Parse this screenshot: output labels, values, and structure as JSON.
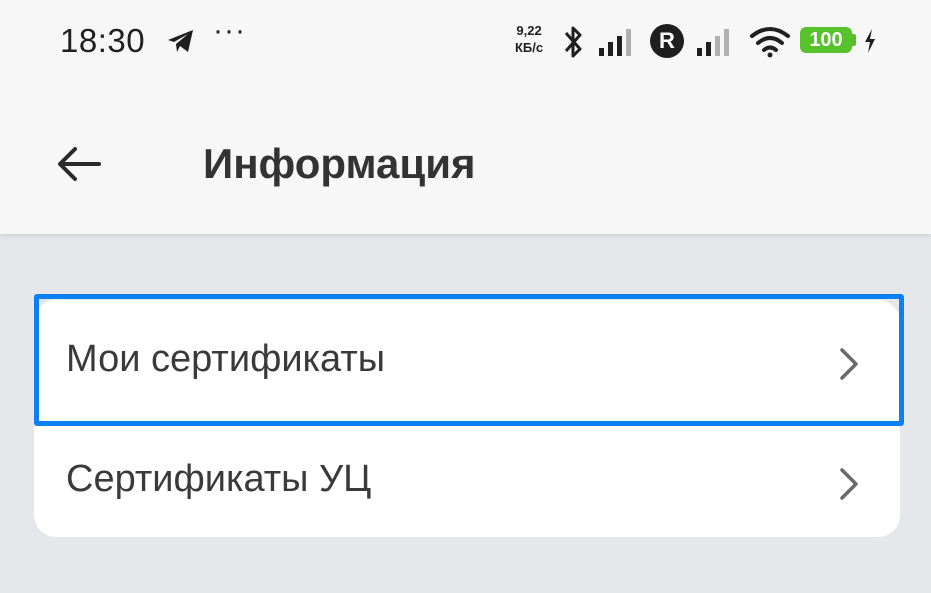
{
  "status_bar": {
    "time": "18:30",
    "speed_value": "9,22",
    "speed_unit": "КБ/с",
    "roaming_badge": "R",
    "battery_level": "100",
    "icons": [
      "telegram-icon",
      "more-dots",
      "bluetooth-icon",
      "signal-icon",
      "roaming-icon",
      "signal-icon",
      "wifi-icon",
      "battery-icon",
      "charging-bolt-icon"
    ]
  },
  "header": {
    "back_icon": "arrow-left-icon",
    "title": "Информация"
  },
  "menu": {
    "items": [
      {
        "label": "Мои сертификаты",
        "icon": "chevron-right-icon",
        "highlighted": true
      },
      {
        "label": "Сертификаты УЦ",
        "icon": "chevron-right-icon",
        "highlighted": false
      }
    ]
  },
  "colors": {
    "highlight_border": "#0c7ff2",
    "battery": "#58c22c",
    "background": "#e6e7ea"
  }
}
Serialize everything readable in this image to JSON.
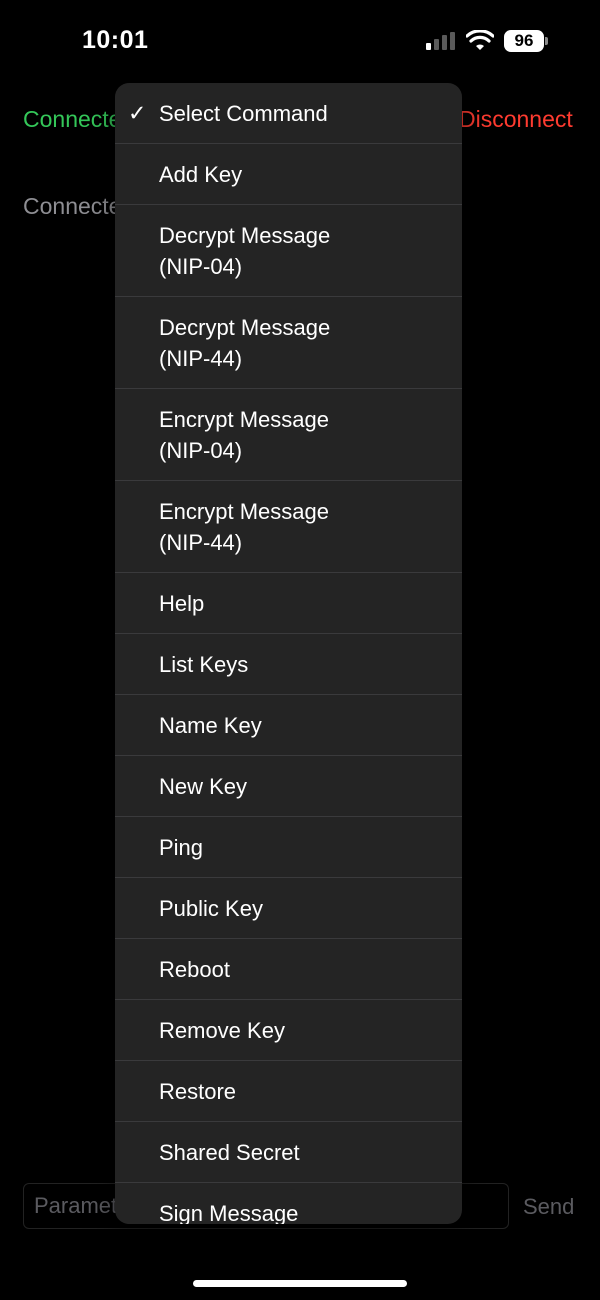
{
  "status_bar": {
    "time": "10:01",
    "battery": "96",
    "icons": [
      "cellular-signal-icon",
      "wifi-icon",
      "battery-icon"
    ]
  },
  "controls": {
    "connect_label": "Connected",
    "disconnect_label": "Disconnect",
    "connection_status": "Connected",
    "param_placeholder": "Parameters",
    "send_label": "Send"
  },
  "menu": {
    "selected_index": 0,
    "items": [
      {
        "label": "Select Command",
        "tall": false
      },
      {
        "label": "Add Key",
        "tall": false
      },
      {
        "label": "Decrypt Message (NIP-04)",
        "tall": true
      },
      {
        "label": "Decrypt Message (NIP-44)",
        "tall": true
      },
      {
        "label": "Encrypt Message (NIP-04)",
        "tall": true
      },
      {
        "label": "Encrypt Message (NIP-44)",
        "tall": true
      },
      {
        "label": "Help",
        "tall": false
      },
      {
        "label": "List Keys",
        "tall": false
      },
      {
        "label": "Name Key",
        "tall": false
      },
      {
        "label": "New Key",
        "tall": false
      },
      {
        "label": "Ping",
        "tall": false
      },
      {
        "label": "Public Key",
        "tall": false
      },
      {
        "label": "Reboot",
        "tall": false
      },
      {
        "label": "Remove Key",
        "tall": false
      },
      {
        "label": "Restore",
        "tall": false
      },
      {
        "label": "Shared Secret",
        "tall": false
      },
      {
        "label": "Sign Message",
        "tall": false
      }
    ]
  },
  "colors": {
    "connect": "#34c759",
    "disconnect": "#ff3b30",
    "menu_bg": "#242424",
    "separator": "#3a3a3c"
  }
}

· · · · · · ·

> _Short problem_
Using the entries above, return each line that includes the word "this".

> _Correct response_
Parse this screenshot: output labels, values, and structure as JSON.
Serialize everything readable in this image to JSON.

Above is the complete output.